• **The data**:
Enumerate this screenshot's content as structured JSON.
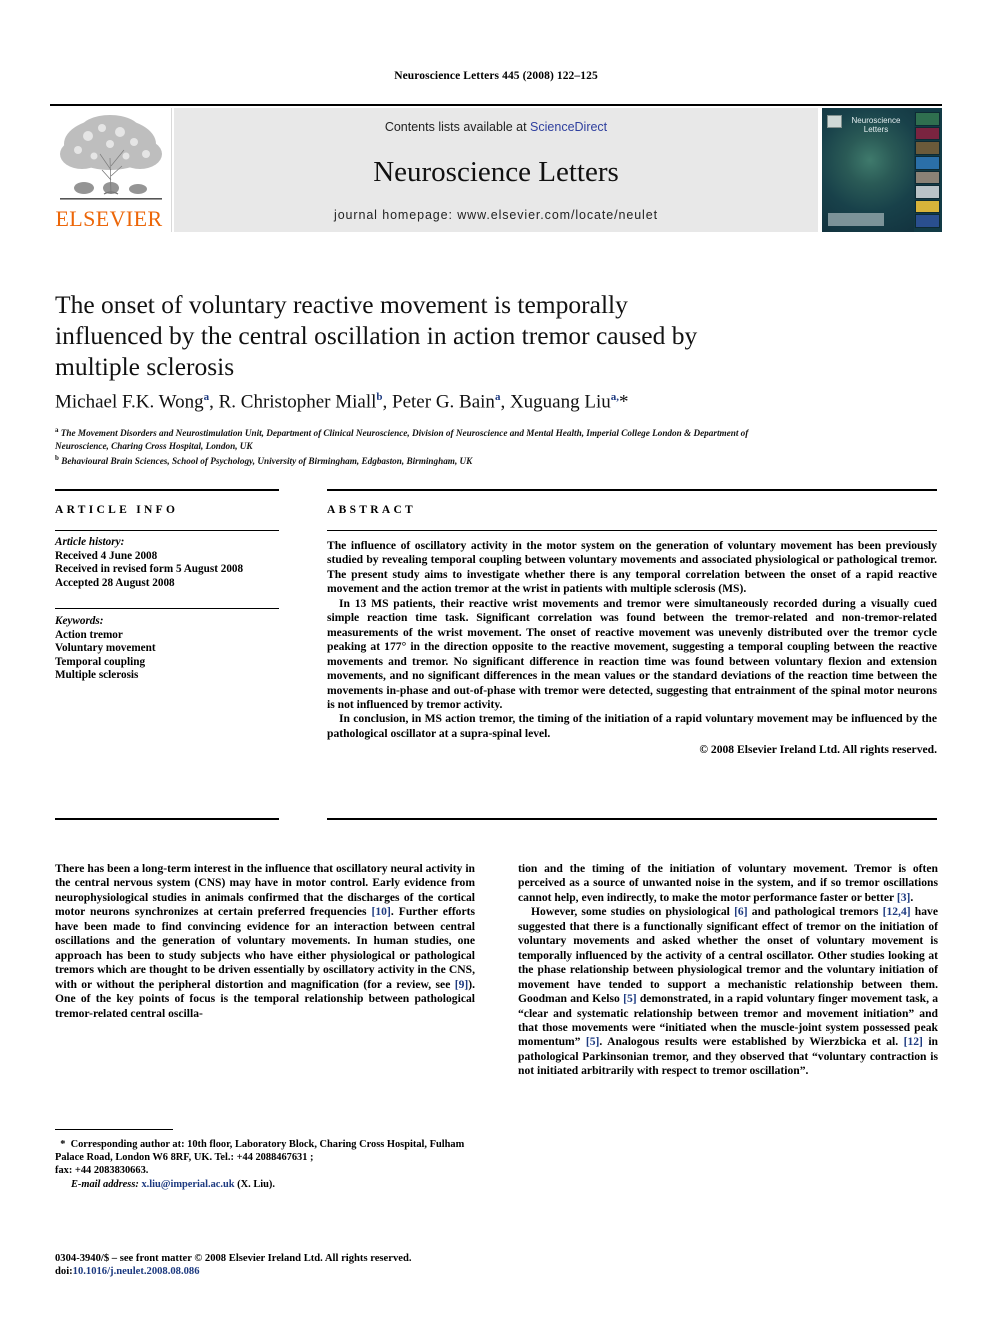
{
  "running_head": "Neuroscience Letters 445 (2008) 122–125",
  "header": {
    "publisher_logo_label": "ELSEVIER",
    "contents_prefix": "Contents lists available at ",
    "contents_link": "ScienceDirect",
    "journal_name": "Neuroscience Letters",
    "homepage": "journal homepage: www.elsevier.com/locate/neulet",
    "cover_title": "Neuroscience Letters"
  },
  "article": {
    "title": "The onset of voluntary reactive movement is temporally influenced by the central oscillation in action tremor caused by multiple sclerosis",
    "authors_html": "Michael F.K. Wong<sup>a</sup>, R. Christopher Miall<sup>b</sup>, Peter G. Bain<sup>a</sup>, Xuguang Liu<sup>a,</sup>*",
    "affiliations": [
      "a The Movement Disorders and Neurostimulation Unit, Department of Clinical Neuroscience, Division of Neuroscience and Mental Health, Imperial College London & Department of Neuroscience, Charing Cross Hospital, London, UK",
      "b Behavioural Brain Sciences, School of Psychology, University of Birmingham, Edgbaston, Birmingham, UK"
    ]
  },
  "info_panel": {
    "heading": "ARTICLE INFO",
    "history_label": "Article history:",
    "history": [
      "Received 4 June 2008",
      "Received in revised form 5 August 2008",
      "Accepted 28 August 2008"
    ],
    "keywords_label": "Keywords:",
    "keywords": [
      "Action tremor",
      "Voluntary movement",
      "Temporal coupling",
      "Multiple sclerosis"
    ]
  },
  "abstract_panel": {
    "heading": "ABSTRACT",
    "paragraphs": [
      "The influence of oscillatory activity in the motor system on the generation of voluntary movement has been previously studied by revealing temporal coupling between voluntary movements and associated physiological or pathological tremor. The present study aims to investigate whether there is any temporal correlation between the onset of a rapid reactive movement and the action tremor at the wrist in patients with multiple sclerosis (MS).",
      "In 13 MS patients, their reactive wrist movements and tremor were simultaneously recorded during a visually cued simple reaction time task. Significant correlation was found between the tremor-related and non-tremor-related measurements of the wrist movement. The onset of reactive movement was unevenly distributed over the tremor cycle peaking at 177° in the direction opposite to the reactive movement, suggesting a temporal coupling between the reactive movements and tremor. No significant difference in reaction time was found between voluntary flexion and extension movements, and no significant differences in the mean values or the standard deviations of the reaction time between the movements in-phase and out-of-phase with tremor were detected, suggesting that entrainment of the spinal motor neurons is not influenced by tremor activity.",
      "In conclusion, in MS action tremor, the timing of the initiation of a rapid voluntary movement may be influenced by the pathological oscillator at a supra-spinal level."
    ],
    "copyright": "© 2008 Elsevier Ireland Ltd. All rights reserved."
  },
  "body": {
    "left_column_paragraph": "There has been a long-term interest in the influence that oscillatory neural activity in the central nervous system (CNS) may have in motor control. Early evidence from neurophysiological studies in animals confirmed that the discharges of the cortical motor neurons synchronizes at certain preferred frequencies [10]. Further efforts have been made to find convincing evidence for an interaction between central oscillations and the generation of voluntary movements. In human studies, one approach has been to study subjects who have either physiological or pathological tremors which are thought to be driven essentially by oscillatory activity in the CNS, with or without the peripheral distortion and magnification (for a review, see [9]). One of the key points of focus is the temporal relationship between pathological tremor-related central oscilla-",
    "right_column_paragraph_1": "tion and the timing of the initiation of voluntary movement. Tremor is often perceived as a source of unwanted noise in the system, and if so tremor oscillations cannot help, even indirectly, to make the motor performance faster or better [3].",
    "right_column_paragraph_2": "However, some studies on physiological [6] and pathological tremors [12,4] have suggested that there is a functionally significant effect of tremor on the initiation of voluntary movements and asked whether the onset of voluntary movement is temporally influenced by the activity of a central oscillator. Other studies looking at the phase relationship between physiological tremor and the voluntary initiation of movement have tended to support a mechanistic relationship between them. Goodman and Kelso [5] demonstrated, in a rapid voluntary finger movement task, a “clear and systematic relationship between tremor and movement initiation” and that those movements were “initiated when the muscle-joint system possessed peak momentum” [5]. Analogous results were established by Wierzbicka et al. [12] in pathological Parkinsonian tremor, and they observed that “voluntary contraction is not initiated arbitrarily with respect to tremor oscillation”."
  },
  "footnote": {
    "corresponding_marker": "*",
    "corresponding_text": "Corresponding author at: 10th floor, Laboratory Block, Charing Cross Hospital, Fulham Palace Road, London W6 8RF, UK. Tel.: +44 2088467631 ;",
    "fax_text": "fax: +44 2083830663.",
    "email_label": "E-mail address:",
    "email": "x.liu@imperial.ac.uk",
    "email_owner": "(X. Liu)."
  },
  "colophon": {
    "issn_line": "0304-3940/$ – see front matter © 2008 Elsevier Ireland Ltd. All rights reserved.",
    "doi_label": "doi:",
    "doi": "10.1016/j.neulet.2008.08.086"
  },
  "colors": {
    "link_blue": "#2e3f9e",
    "reference_blue": "#1d3a80",
    "elsevier_orange": "#ec6608",
    "band_gray": "#e8e8e8"
  }
}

• **Problem to work on**: Repeat the data in full and exactly. Omit pictures.

• **Exercise response**:
Enumerate this screenshot's content as structured JSON.
{
  "running_head": "Neuroscience Letters 445 (2008) 122–125",
  "header": {
    "publisher_logo_label": "ELSEVIER",
    "contents_prefix": "Contents lists available at ",
    "contents_link": "ScienceDirect",
    "journal_name": "Neuroscience Letters",
    "homepage": "journal homepage: www.elsevier.com/locate/neulet",
    "cover_title": "Neuroscience Letters"
  },
  "article": {
    "title": "The onset of voluntary reactive movement is temporally influenced by the central oscillation in action tremor caused by multiple sclerosis",
    "authors_html": "Michael F.K. Wong<sup>a</sup>, R. Christopher Miall<sup>b</sup>, Peter G. Bain<sup>a</sup>, Xuguang Liu<sup>a,</sup>*",
    "affiliations": [
      "a The Movement Disorders and Neurostimulation Unit, Department of Clinical Neuroscience, Division of Neuroscience and Mental Health, Imperial College London & Department of Neuroscience, Charing Cross Hospital, London, UK",
      "b Behavioural Brain Sciences, School of Psychology, University of Birmingham, Edgbaston, Birmingham, UK"
    ]
  },
  "info_panel": {
    "heading": "ARTICLE INFO",
    "history_label": "Article history:",
    "history": [
      "Received 4 June 2008",
      "Received in revised form 5 August 2008",
      "Accepted 28 August 2008"
    ],
    "keywords_label": "Keywords:",
    "keywords": [
      "Action tremor",
      "Voluntary movement",
      "Temporal coupling",
      "Multiple sclerosis"
    ]
  },
  "abstract_panel": {
    "heading": "ABSTRACT",
    "paragraphs": [
      "The influence of oscillatory activity in the motor system on the generation of voluntary movement has been previously studied by revealing temporal coupling between voluntary movements and associated physiological or pathological tremor. The present study aims to investigate whether there is any temporal correlation between the onset of a rapid reactive movement and the action tremor at the wrist in patients with multiple sclerosis (MS).",
      "In 13 MS patients, their reactive wrist movements and tremor were simultaneously recorded during a visually cued simple reaction time task. Significant correlation was found between the tremor-related and non-tremor-related measurements of the wrist movement. The onset of reactive movement was unevenly distributed over the tremor cycle peaking at 177° in the direction opposite to the reactive movement, suggesting a temporal coupling between the reactive movements and tremor. No significant difference in reaction time was found between voluntary flexion and extension movements, and no significant differences in the mean values or the standard deviations of the reaction time between the movements in-phase and out-of-phase with tremor were detected, suggesting that entrainment of the spinal motor neurons is not influenced by tremor activity.",
      "In conclusion, in MS action tremor, the timing of the initiation of a rapid voluntary movement may be influenced by the pathological oscillator at a supra-spinal level."
    ],
    "copyright": "© 2008 Elsevier Ireland Ltd. All rights reserved."
  },
  "body": {
    "left_column_paragraph": "There has been a long-term interest in the influence that oscillatory neural activity in the central nervous system (CNS) may have in motor control. Early evidence from neurophysiological studies in animals confirmed that the discharges of the cortical motor neurons synchronizes at certain preferred frequencies [10]. Further efforts have been made to find convincing evidence for an interaction between central oscillations and the generation of voluntary movements. In human studies, one approach has been to study subjects who have either physiological or pathological tremors which are thought to be driven essentially by oscillatory activity in the CNS, with or without the peripheral distortion and magnification (for a review, see [9]). One of the key points of focus is the temporal relationship between pathological tremor-related central oscilla-",
    "right_column_paragraph_1": "tion and the timing of the initiation of voluntary movement. Tremor is often perceived as a source of unwanted noise in the system, and if so tremor oscillations cannot help, even indirectly, to make the motor performance faster or better [3].",
    "right_column_paragraph_2": "However, some studies on physiological [6] and pathological tremors [12,4] have suggested that there is a functionally significant effect of tremor on the initiation of voluntary movements and asked whether the onset of voluntary movement is temporally influenced by the activity of a central oscillator. Other studies looking at the phase relationship between physiological tremor and the voluntary initiation of movement have tended to support a mechanistic relationship between them. Goodman and Kelso [5] demonstrated, in a rapid voluntary finger movement task, a “clear and systematic relationship between tremor and movement initiation” and that those movements were “initiated when the muscle-joint system possessed peak momentum” [5]. Analogous results were established by Wierzbicka et al. [12] in pathological Parkinsonian tremor, and they observed that “voluntary contraction is not initiated arbitrarily with respect to tremor oscillation”."
  },
  "footnote": {
    "corresponding_marker": "*",
    "corresponding_text": "Corresponding author at: 10th floor, Laboratory Block, Charing Cross Hospital, Fulham Palace Road, London W6 8RF, UK. Tel.: +44 2088467631 ;",
    "fax_text": "fax: +44 2083830663.",
    "email_label": "E-mail address:",
    "email": "x.liu@imperial.ac.uk",
    "email_owner": "(X. Liu)."
  },
  "colophon": {
    "issn_line": "0304-3940/$ – see front matter © 2008 Elsevier Ireland Ltd. All rights reserved.",
    "doi_label": "doi:",
    "doi": "10.1016/j.neulet.2008.08.086"
  },
  "colors": {
    "link_blue": "#2e3f9e",
    "reference_blue": "#1d3a80",
    "elsevier_orange": "#ec6608",
    "band_gray": "#e8e8e8"
  }
}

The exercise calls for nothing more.